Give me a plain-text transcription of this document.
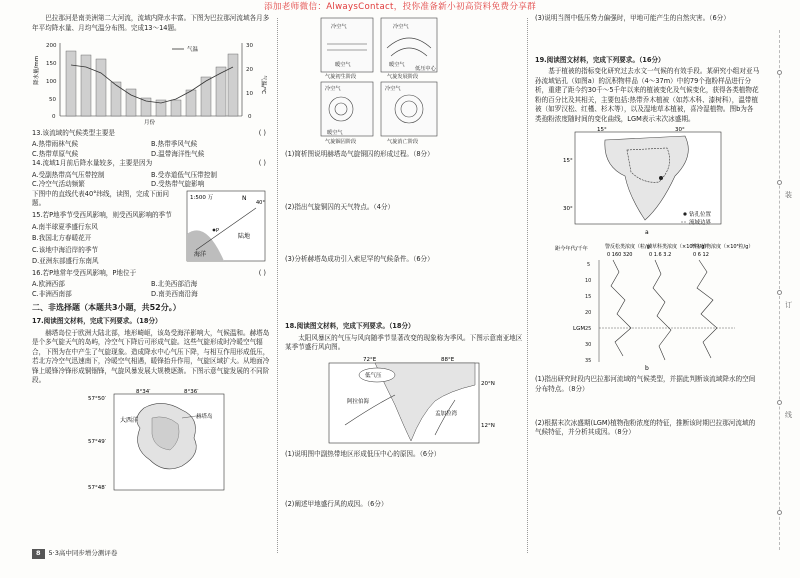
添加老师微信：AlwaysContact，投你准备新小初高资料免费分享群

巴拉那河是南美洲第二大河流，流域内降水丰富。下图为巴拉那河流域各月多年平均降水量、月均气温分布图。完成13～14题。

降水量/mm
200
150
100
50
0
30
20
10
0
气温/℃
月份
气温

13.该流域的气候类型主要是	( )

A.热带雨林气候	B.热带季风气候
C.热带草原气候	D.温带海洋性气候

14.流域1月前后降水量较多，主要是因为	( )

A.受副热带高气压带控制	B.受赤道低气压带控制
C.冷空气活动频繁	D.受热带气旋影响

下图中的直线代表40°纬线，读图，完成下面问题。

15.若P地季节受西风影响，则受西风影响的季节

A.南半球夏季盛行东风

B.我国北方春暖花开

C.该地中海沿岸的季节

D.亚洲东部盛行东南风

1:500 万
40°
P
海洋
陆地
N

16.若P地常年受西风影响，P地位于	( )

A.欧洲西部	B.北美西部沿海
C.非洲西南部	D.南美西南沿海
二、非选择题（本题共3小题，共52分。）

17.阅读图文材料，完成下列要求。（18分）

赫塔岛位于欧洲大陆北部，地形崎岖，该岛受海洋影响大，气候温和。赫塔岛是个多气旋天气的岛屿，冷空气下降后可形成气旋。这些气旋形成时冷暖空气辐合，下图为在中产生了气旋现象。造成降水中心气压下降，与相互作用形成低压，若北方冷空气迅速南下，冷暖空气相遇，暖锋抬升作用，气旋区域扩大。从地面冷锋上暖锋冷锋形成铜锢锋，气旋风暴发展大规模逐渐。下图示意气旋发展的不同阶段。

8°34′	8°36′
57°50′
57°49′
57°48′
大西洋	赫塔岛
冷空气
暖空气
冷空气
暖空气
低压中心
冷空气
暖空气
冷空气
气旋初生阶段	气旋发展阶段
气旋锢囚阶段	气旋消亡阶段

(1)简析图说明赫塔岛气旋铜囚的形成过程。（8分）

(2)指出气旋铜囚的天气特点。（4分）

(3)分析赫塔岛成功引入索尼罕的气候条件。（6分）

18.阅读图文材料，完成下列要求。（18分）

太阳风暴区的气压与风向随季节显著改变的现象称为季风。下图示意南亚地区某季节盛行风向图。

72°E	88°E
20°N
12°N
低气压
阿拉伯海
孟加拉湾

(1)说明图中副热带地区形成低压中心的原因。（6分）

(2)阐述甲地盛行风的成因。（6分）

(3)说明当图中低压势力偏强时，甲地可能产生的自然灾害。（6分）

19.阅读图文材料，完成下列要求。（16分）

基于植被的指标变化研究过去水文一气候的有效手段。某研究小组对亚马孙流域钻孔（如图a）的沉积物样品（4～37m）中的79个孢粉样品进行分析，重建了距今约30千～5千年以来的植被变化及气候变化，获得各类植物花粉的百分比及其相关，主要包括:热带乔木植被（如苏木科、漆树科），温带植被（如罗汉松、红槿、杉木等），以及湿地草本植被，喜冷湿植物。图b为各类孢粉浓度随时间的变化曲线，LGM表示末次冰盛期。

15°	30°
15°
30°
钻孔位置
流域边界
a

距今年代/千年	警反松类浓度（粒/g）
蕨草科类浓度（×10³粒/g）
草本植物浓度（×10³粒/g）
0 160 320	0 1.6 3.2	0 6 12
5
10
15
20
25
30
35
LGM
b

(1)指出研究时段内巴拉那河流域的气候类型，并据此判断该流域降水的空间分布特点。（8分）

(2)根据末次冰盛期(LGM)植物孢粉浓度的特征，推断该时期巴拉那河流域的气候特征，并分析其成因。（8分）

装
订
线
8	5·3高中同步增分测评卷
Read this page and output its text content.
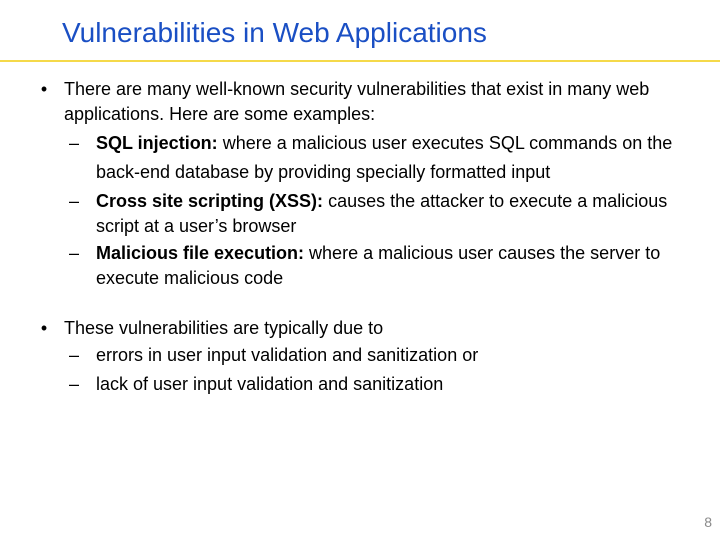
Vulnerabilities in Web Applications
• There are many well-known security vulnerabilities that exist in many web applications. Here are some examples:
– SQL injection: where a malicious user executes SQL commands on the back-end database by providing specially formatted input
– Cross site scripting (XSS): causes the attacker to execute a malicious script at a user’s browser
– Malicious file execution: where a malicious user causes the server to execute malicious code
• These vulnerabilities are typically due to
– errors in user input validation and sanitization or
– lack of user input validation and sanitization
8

▶ INSTRUCTIONS TO FOLLOW: Count how many lines above carry the word "validation". Only the number is required.

▶ FULL SOLUTION: 2